TASK DESCRIPTION -
Say how many lines in the records contain "take". The reply must consist of the number alone.

Page segmentation data:
..............................

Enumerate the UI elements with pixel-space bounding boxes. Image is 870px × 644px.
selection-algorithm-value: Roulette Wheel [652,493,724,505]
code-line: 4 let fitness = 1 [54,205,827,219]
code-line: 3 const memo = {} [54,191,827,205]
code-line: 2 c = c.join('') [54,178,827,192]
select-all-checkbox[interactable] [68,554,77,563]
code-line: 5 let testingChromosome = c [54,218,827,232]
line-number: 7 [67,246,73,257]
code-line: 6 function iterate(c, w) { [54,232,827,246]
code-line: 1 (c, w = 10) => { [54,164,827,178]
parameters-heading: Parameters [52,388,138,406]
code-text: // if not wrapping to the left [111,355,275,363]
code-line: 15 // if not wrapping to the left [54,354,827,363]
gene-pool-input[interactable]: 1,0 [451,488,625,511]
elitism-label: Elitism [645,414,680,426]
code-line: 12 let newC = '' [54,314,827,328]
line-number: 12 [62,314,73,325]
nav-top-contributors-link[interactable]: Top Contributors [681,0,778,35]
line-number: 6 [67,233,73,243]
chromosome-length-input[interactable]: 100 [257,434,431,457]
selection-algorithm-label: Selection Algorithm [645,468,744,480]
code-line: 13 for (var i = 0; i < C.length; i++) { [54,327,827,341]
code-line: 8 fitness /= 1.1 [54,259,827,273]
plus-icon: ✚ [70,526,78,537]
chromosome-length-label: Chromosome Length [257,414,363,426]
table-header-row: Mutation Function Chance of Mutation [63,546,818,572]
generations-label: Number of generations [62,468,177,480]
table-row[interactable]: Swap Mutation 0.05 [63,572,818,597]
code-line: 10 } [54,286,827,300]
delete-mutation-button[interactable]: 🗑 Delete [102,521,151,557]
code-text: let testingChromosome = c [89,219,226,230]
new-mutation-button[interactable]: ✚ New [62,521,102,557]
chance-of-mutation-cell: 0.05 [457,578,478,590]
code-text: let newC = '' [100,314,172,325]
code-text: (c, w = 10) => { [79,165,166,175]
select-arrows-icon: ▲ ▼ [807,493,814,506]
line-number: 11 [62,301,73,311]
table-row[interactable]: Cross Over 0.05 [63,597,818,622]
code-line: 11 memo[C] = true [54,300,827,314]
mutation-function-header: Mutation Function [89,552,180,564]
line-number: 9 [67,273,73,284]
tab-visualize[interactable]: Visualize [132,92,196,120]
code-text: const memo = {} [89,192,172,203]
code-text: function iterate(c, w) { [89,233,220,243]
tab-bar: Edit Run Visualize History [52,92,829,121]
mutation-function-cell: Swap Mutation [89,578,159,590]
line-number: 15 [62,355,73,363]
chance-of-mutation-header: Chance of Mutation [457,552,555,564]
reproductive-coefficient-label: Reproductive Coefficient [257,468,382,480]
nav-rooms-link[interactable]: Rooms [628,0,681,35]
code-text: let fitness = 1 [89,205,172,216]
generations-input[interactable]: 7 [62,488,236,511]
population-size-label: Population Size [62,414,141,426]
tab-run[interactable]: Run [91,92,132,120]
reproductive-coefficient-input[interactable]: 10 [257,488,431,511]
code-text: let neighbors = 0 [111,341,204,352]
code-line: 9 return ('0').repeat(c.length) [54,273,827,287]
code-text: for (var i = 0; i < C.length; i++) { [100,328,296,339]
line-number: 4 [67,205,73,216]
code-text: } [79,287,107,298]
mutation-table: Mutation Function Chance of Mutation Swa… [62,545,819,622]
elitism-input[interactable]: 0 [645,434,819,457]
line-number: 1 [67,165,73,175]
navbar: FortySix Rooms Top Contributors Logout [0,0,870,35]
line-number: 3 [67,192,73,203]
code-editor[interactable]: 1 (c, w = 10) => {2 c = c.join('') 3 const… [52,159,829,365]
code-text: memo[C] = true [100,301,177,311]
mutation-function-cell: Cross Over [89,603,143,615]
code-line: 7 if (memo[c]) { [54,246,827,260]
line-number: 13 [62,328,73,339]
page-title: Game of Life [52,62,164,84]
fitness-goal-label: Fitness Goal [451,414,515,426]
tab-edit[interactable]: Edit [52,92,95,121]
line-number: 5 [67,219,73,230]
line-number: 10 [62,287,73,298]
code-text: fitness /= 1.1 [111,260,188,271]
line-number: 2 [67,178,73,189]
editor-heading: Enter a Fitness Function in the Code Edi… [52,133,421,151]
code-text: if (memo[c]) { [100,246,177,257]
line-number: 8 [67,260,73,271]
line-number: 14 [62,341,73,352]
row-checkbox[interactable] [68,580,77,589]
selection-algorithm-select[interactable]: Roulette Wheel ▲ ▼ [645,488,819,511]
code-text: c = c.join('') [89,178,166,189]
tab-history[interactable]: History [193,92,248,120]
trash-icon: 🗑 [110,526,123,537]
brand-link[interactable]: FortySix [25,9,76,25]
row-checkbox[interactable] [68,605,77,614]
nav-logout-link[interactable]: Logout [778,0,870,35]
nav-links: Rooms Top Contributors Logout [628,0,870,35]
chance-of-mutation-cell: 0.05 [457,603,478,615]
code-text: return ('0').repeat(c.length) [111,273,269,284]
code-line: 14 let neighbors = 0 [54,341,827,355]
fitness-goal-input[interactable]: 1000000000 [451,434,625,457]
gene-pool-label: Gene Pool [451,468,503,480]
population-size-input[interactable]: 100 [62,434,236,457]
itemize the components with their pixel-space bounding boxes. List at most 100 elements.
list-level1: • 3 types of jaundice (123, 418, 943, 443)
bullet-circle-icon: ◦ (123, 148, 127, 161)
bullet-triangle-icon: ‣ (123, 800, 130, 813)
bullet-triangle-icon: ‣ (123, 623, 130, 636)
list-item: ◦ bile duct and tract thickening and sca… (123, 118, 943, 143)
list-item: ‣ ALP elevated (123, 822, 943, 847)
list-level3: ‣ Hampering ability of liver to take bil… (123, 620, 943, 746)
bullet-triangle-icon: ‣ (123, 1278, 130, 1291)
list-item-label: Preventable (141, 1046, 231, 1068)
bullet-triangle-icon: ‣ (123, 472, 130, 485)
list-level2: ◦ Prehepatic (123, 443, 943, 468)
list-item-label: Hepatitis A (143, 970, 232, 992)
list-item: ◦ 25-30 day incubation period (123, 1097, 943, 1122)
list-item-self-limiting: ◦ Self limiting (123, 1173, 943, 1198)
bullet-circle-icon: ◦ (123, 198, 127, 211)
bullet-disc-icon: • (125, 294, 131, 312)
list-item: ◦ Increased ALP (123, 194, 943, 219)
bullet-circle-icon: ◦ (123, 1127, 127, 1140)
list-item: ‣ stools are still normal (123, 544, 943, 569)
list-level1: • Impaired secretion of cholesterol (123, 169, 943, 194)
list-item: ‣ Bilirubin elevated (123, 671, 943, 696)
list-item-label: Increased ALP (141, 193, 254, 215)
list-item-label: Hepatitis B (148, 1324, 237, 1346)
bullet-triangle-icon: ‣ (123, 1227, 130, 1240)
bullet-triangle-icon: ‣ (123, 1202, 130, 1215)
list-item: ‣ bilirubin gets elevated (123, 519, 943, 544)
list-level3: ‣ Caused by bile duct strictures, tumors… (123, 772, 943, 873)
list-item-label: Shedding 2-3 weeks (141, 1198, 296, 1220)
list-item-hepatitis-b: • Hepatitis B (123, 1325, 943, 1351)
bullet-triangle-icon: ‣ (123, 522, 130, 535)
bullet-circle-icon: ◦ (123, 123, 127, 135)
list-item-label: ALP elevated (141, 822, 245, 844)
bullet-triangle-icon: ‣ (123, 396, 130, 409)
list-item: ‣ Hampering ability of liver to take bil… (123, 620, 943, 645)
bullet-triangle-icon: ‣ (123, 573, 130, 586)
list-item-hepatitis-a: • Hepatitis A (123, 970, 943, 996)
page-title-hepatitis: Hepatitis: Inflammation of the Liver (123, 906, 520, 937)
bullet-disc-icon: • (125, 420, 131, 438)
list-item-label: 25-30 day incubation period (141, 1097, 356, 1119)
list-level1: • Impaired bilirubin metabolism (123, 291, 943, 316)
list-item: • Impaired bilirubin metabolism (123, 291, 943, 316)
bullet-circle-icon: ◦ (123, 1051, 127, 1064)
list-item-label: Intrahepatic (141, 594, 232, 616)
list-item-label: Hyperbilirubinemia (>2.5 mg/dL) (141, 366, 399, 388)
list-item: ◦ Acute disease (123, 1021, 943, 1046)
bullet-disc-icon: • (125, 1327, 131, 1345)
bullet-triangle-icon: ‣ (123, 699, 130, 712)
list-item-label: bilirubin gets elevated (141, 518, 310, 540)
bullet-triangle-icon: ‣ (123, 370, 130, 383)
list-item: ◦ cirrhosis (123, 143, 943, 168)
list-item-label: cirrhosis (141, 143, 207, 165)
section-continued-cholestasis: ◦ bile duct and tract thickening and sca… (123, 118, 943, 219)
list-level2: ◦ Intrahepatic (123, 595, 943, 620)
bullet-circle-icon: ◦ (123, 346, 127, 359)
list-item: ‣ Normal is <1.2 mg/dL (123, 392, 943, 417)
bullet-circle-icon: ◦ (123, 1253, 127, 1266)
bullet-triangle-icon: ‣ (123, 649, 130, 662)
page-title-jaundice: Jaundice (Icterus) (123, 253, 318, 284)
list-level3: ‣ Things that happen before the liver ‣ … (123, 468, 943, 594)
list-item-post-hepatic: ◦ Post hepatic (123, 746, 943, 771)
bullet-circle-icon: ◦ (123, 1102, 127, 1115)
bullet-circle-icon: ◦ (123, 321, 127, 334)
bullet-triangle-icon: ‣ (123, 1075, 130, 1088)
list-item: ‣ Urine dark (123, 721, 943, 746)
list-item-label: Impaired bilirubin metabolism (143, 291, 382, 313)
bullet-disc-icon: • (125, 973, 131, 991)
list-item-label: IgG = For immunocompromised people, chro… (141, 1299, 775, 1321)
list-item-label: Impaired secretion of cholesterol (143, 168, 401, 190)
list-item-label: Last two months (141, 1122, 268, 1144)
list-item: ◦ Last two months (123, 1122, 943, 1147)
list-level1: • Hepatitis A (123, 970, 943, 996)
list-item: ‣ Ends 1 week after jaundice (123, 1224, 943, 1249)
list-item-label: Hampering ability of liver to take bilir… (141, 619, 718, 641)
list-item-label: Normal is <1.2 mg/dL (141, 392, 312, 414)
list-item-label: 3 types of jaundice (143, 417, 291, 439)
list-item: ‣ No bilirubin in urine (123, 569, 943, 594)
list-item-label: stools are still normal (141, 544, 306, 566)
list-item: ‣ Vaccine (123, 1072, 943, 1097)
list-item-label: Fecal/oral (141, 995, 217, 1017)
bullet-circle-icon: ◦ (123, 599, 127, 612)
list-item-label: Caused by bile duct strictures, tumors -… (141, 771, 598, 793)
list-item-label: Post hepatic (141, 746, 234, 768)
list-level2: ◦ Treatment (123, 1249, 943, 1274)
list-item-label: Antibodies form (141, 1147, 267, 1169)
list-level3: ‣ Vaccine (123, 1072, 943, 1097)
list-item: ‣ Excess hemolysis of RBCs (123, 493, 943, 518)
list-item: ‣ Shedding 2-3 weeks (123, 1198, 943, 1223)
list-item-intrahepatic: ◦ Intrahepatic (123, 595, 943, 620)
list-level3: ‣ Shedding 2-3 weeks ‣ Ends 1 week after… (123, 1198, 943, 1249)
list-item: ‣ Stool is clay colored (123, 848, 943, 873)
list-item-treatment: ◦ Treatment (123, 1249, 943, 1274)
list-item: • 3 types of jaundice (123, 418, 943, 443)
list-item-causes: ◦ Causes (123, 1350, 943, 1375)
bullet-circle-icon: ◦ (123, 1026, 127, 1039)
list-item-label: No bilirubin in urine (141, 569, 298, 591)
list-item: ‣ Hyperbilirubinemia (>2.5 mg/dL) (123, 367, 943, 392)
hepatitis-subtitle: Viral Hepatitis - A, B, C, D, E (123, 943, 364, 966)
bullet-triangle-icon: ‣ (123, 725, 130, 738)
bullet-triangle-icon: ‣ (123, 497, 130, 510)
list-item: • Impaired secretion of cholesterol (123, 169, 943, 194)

..............................

WRITTEN SOLUTION -
3